Exercise goal → Repeat every record below exactly, omitting any pictures.

───── Input records ─────

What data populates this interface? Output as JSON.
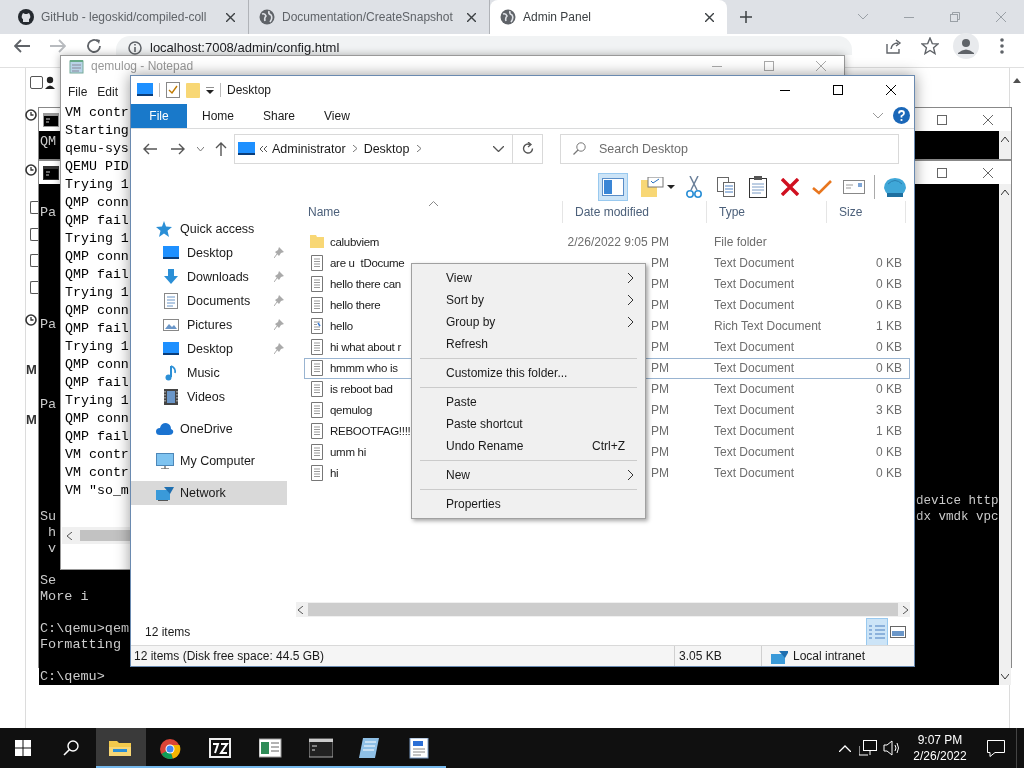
{
  "browser": {
    "tabs": [
      {
        "title": "GitHub - legoskid/compiled-coll",
        "selected": false
      },
      {
        "title": "Documentation/CreateSnapshot",
        "selected": false
      },
      {
        "title": "Admin Panel",
        "selected": true
      }
    ],
    "url": "localhost:7008/admin/config.html",
    "page_letters": [
      "M",
      "M"
    ],
    "checkboxes": [
      {
        "checked": false
      },
      {
        "checked": false
      },
      {
        "checked": false
      },
      {
        "checked": false
      },
      {
        "checked": false
      }
    ]
  },
  "console_back": {
    "lines": [
      "QM"
    ]
  },
  "console_front": {
    "groups": [
      [
        "Pa"
      ],
      [
        "Pa"
      ],
      [
        "Pa"
      ],
      [
        "Su",
        " h",
        " v"
      ],
      [
        "Se",
        "More i"
      ],
      [
        "C:\\qemu>qem",
        "Formatting"
      ],
      [
        "C:\\qemu>"
      ]
    ],
    "tails": [
      "device http",
      "dx vmdk vpc"
    ]
  },
  "notepad": {
    "title": "qemulog - Notepad",
    "menu": [
      "File",
      "Edit"
    ],
    "lines": [
      "VM contr",
      "Starting",
      "qemu-sys",
      "QEMU PID",
      "Trying 1",
      "QMP conn",
      "QMP fail",
      "Trying 1",
      "QMP conn",
      "QMP fail",
      "Trying 1",
      "QMP conn",
      "QMP fail",
      "Trying 1",
      "QMP conn",
      "QMP fail",
      "Trying 1",
      "QMP conn",
      "QMP fail",
      "VM contr",
      "VM contr",
      "VM \"so_m"
    ]
  },
  "explorer": {
    "title": "Desktop",
    "ribbon_tabs": [
      {
        "label": "File",
        "kind": "file"
      },
      {
        "label": "Home",
        "kind": "tab"
      },
      {
        "label": "Share",
        "kind": "tab"
      },
      {
        "label": "View",
        "kind": "tab"
      }
    ],
    "path": [
      "Administrator",
      "Desktop"
    ],
    "search": {
      "placeholder": "Search Desktop"
    },
    "nav": [
      {
        "label": "Quick access",
        "kind": "star",
        "selected": false,
        "children": [
          {
            "label": "Desktop",
            "kind": "desktop",
            "pinned": true,
            "selected": false
          },
          {
            "label": "Downloads",
            "kind": "downloads",
            "pinned": true,
            "selected": false
          },
          {
            "label": "Documents",
            "kind": "documents",
            "pinned": true,
            "selected": false
          },
          {
            "label": "Pictures",
            "kind": "pictures",
            "pinned": true,
            "selected": false
          },
          {
            "label": "Desktop",
            "kind": "desktop",
            "pinned": true,
            "selected": false
          },
          {
            "label": "Music",
            "kind": "music",
            "pinned": false,
            "selected": false
          },
          {
            "label": "Videos",
            "kind": "videos",
            "pinned": false,
            "selected": false
          }
        ]
      },
      {
        "label": "OneDrive",
        "kind": "cloud",
        "selected": false
      },
      {
        "label": "My Computer",
        "kind": "computer",
        "selected": false
      },
      {
        "label": "Network",
        "kind": "network",
        "selected": true
      }
    ],
    "columns": [
      "Name",
      "Date modified",
      "Type",
      "Size"
    ],
    "files": [
      {
        "name": "calubviem",
        "kind": "folder",
        "date": "2/26/2022 9:05 PM",
        "type": "File folder",
        "focused": false
      },
      {
        "name": "are u  tDocume",
        "kind": "text",
        "date": "PM",
        "type": "Text Document",
        "size": "0 KB",
        "focused": false
      },
      {
        "name": "hello there can",
        "kind": "text",
        "date": "PM",
        "type": "Text Document",
        "size": "0 KB",
        "focused": false
      },
      {
        "name": "hello there",
        "kind": "text",
        "date": "PM",
        "type": "Text Document",
        "size": "0 KB",
        "focused": false
      },
      {
        "name": "hello",
        "kind": "rich",
        "date": "PM",
        "type": "Rich Text Document",
        "size": "1 KB",
        "focused": false
      },
      {
        "name": "hi what about r",
        "kind": "text",
        "date": "PM",
        "type": "Text Document",
        "size": "0 KB",
        "focused": false
      },
      {
        "name": "hmmm who is",
        "kind": "text",
        "date": "PM",
        "type": "Text Document",
        "size": "0 KB",
        "focused": true
      },
      {
        "name": "is reboot bad",
        "kind": "text",
        "date": "PM",
        "type": "Text Document",
        "size": "0 KB",
        "focused": false
      },
      {
        "name": "qemulog",
        "kind": "text",
        "date": "PM",
        "type": "Text Document",
        "size": "3 KB",
        "focused": false
      },
      {
        "name": "REBOOTFAG!!!!",
        "kind": "text",
        "date": "PM",
        "type": "Text Document",
        "size": "1 KB",
        "focused": false
      },
      {
        "name": "umm hi",
        "kind": "text",
        "date": "PM",
        "type": "Text Document",
        "size": "0 KB",
        "focused": false
      },
      {
        "name": "hi",
        "kind": "text",
        "date": "PM",
        "type": "Text Document",
        "size": "0 KB",
        "focused": false
      }
    ],
    "item_count": "12 items",
    "status": {
      "summary": "12 items (Disk free space: 44.5 GB)",
      "size": "3.05 KB",
      "zone": "Local intranet"
    },
    "context_menu": [
      {
        "kind": "item",
        "label": "View",
        "submenu": true
      },
      {
        "kind": "item",
        "label": "Sort by",
        "submenu": true
      },
      {
        "kind": "item",
        "label": "Group by",
        "submenu": true
      },
      {
        "kind": "item",
        "label": "Refresh",
        "submenu": false
      },
      {
        "kind": "separator"
      },
      {
        "kind": "item",
        "label": "Customize this folder...",
        "submenu": false
      },
      {
        "kind": "separator"
      },
      {
        "kind": "item",
        "label": "Paste",
        "submenu": false
      },
      {
        "kind": "item",
        "label": "Paste shortcut",
        "submenu": false
      },
      {
        "kind": "item",
        "label": "Undo Rename",
        "shortcut": "Ctrl+Z",
        "submenu": false
      },
      {
        "kind": "separator"
      },
      {
        "kind": "item",
        "label": "New",
        "submenu": true
      },
      {
        "kind": "separator"
      },
      {
        "kind": "item",
        "label": "Properties",
        "submenu": false
      }
    ]
  },
  "taskbar": {
    "apps": [
      {
        "kind": "explorer",
        "active": true,
        "running": true
      },
      {
        "kind": "chrome",
        "active": false,
        "running": true
      },
      {
        "kind": "sevenzip",
        "active": false,
        "running": true
      },
      {
        "kind": "sheet",
        "active": false,
        "running": true
      },
      {
        "kind": "console",
        "active": false,
        "running": true
      },
      {
        "kind": "notepad",
        "active": false,
        "running": true
      },
      {
        "kind": "wordpad",
        "active": false,
        "running": true
      }
    ],
    "clock": {
      "time": "9:07 PM",
      "date": "2/26/2022"
    }
  }
}
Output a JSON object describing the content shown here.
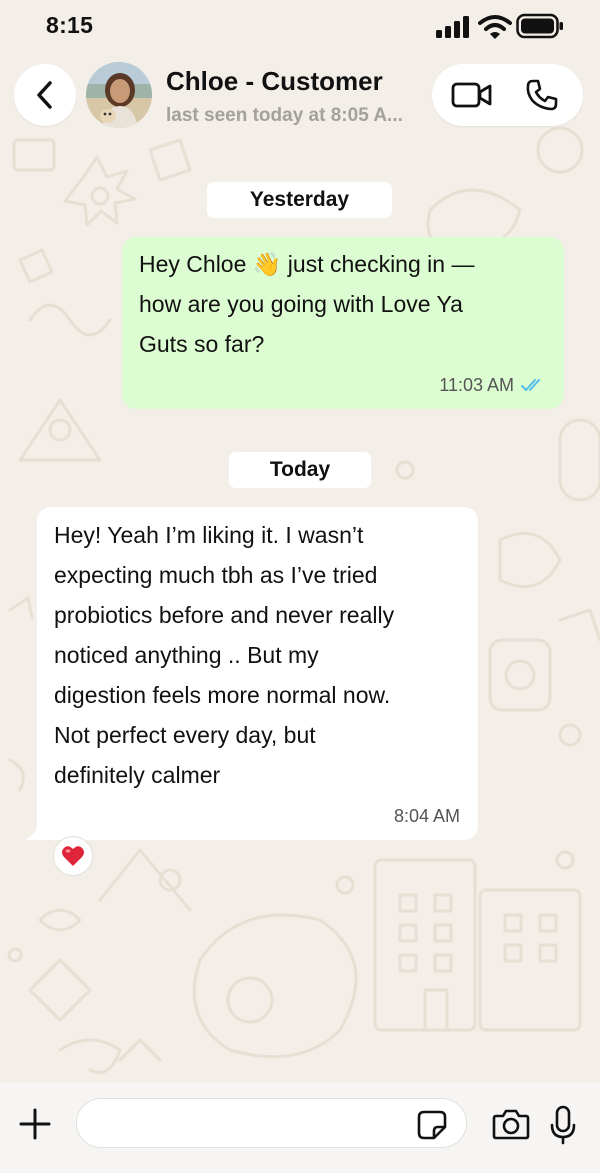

─────

Result of the task →
What data populates this interface? Output as JSON.
{
  "browser": {
    "tabs": [
      {
        "title": "GitHub - legoskid/compiled-coll",
        "selected": false
      },
      {
        "title": "Documentation/CreateSnapshot",
        "selected": false
      },
      {
        "title": "Admin Panel",
        "selected": true
      }
    ],
    "url": "localhost:7008/admin/config.html",
    "page_letters": [
      "M",
      "M"
    ],
    "checkboxes": [
      {
        "checked": false
      },
      {
        "checked": false
      },
      {
        "checked": false
      },
      {
        "checked": false
      },
      {
        "checked": false
      }
    ]
  },
  "console_back": {
    "lines": [
      "QM"
    ]
  },
  "console_front": {
    "groups": [
      [
        "Pa"
      ],
      [
        "Pa"
      ],
      [
        "Pa"
      ],
      [
        "Su",
        " h",
        " v"
      ],
      [
        "Se",
        "More i"
      ],
      [
        "C:\\qemu>qem",
        "Formatting"
      ],
      [
        "C:\\qemu>"
      ]
    ],
    "tails": [
      "device http",
      "dx vmdk vpc"
    ]
  },
  "notepad": {
    "title": "qemulog - Notepad",
    "menu": [
      "File",
      "Edit"
    ],
    "lines": [
      "VM contr",
      "Starting",
      "qemu-sys",
      "QEMU PID",
      "Trying 1",
      "QMP conn",
      "QMP fail",
      "Trying 1",
      "QMP conn",
      "QMP fail",
      "Trying 1",
      "QMP conn",
      "QMP fail",
      "Trying 1",
      "QMP conn",
      "QMP fail",
      "Trying 1",
      "QMP conn",
      "QMP fail",
      "VM contr",
      "VM contr",
      "VM \"so_m"
    ]
  },
  "explorer": {
    "title": "Desktop",
    "ribbon_tabs": [
      {
        "label": "File",
        "kind": "file"
      },
      {
        "label": "Home",
        "kind": "tab"
      },
      {
        "label": "Share",
        "kind": "tab"
      },
      {
        "label": "View",
        "kind": "tab"
      }
    ],
    "path": [
      "Administrator",
      "Desktop"
    ],
    "search": {
      "placeholder": "Search Desktop"
    },
    "nav": [
      {
        "label": "Quick access",
        "kind": "star",
        "selected": false,
        "children": [
          {
            "label": "Desktop",
            "kind": "desktop",
            "pinned": true,
            "selected": false
          },
          {
            "label": "Downloads",
            "kind": "downloads",
            "pinned": true,
            "selected": false
          },
          {
            "label": "Documents",
            "kind": "documents",
            "pinned": true,
            "selected": false
          },
          {
            "label": "Pictures",
            "kind": "pictures",
            "pinned": true,
            "selected": false
          },
          {
            "label": "Desktop",
            "kind": "desktop",
            "pinned": true,
            "selected": false
          },
          {
            "label": "Music",
            "kind": "music",
            "pinned": false,
            "selected": false
          },
          {
            "label": "Videos",
            "kind": "videos",
            "pinned": false,
            "selected": false
          }
        ]
      },
      {
        "label": "OneDrive",
        "kind": "cloud",
        "selected": false
      },
      {
        "label": "My Computer",
        "kind": "computer",
        "selected": false
      },
      {
        "label": "Network",
        "kind": "network",
        "selected": true
      }
    ],
    "columns": [
      "Name",
      "Date modified",
      "Type",
      "Size"
    ],
    "files": [
      {
        "name": "calubviem",
        "kind": "folder",
        "date": "2/26/2022 9:05 PM",
        "type": "File folder",
        "focused": false
      },
      {
        "name": "are u  tDocume",
        "kind": "text",
        "date": "PM",
        "type": "Text Document",
        "size": "0 KB",
        "focused": false
      },
      {
        "name": "hello there can",
        "kind": "text",
        "date": "PM",
        "type": "Text Document",
        "size": "0 KB",
        "focused": false
      },
      {
        "name": "hello there",
        "kind": "text",
        "date": "PM",
        "type": "Text Document",
        "size": "0 KB",
        "focused": false
      },
      {
        "name": "hello",
        "kind": "rich",
        "date": "PM",
        "type": "Rich Text Document",
        "size": "1 KB",
        "focused": false
      },
      {
        "name": "hi what about r",
        "kind": "text",
        "date": "PM",
        "type": "Text Document",
        "size": "0 KB",
        "focused": false
      },
      {
        "name": "hmmm who is",
        "kind": "text",
        "date": "PM",
        "type": "Text Document",
        "size": "0 KB",
        "focused": true
      },
      {
        "name": "is reboot bad",
        "kind": "text",
        "date": "PM",
        "type": "Text Document",
        "size": "0 KB",
        "focused": false
      },
      {
        "name": "qemulog",
        "kind": "text",
        "date": "PM",
        "type": "Text Document",
        "size": "3 KB",
        "focused": false
      },
      {
        "name": "REBOOTFAG!!!!",
        "kind": "text",
        "date": "PM",
        "type": "Text Document",
        "size": "1 KB",
        "focused": false
      },
      {
        "name": "umm hi",
        "kind": "text",
        "date": "PM",
        "type": "Text Document",
        "size": "0 KB",
        "focused": false
      },
      {
        "name": "hi",
        "kind": "text",
        "date": "PM",
        "type": "Text Document",
        "size": "0 KB",
        "focused": false
      }
    ],
    "item_count": "12 items",
    "status": {
      "summary": "12 items (Disk free space: 44.5 GB)",
      "size": "3.05 KB",
      "zone": "Local intranet"
    },
    "context_menu": [
      {
        "kind": "item",
        "label": "View",
        "submenu": true
      },
      {
        "kind": "item",
        "label": "Sort by",
        "submenu": true
      },
      {
        "kind": "item",
        "label": "Group by",
        "submenu": true
      },
      {
        "kind": "item",
        "label": "Refresh",
        "submenu": false
      },
      {
        "kind": "separator"
      },
      {
        "kind": "item",
        "label": "Customize this folder...",
        "submenu": false
      },
      {
        "kind": "separator"
      },
      {
        "kind": "item",
        "label": "Paste",
        "submenu": false
      },
      {
        "kind": "item",
        "label": "Paste shortcut",
        "submenu": false
      },
      {
        "kind": "item",
        "label": "Undo Rename",
        "shortcut": "Ctrl+Z",
        "submenu": false
      },
      {
        "kind": "separator"
      },
      {
        "kind": "item",
        "label": "New",
        "submenu": true
      },
      {
        "kind": "separator"
      },
      {
        "kind": "item",
        "label": "Properties",
        "submenu": false
      }
    ]
  },
  "taskbar": {
    "apps": [
      {
        "kind": "explorer",
        "active": true,
        "running": true
      },
      {
        "kind": "chrome",
        "active": false,
        "running": true
      },
      {
        "kind": "sevenzip",
        "active": false,
        "running": true
      },
      {
        "kind": "sheet",
        "active": false,
        "running": true
      },
      {
        "kind": "console",
        "active": false,
        "running": true
      },
      {
        "kind": "notepad",
        "active": false,
        "running": true
      },
      {
        "kind": "wordpad",
        "active": false,
        "running": true
      }
    ],
    "clock": {
      "time": "9:07 PM",
      "date": "2/26/2022"
    }
  }
}
Output a JSON object describing the content shown here.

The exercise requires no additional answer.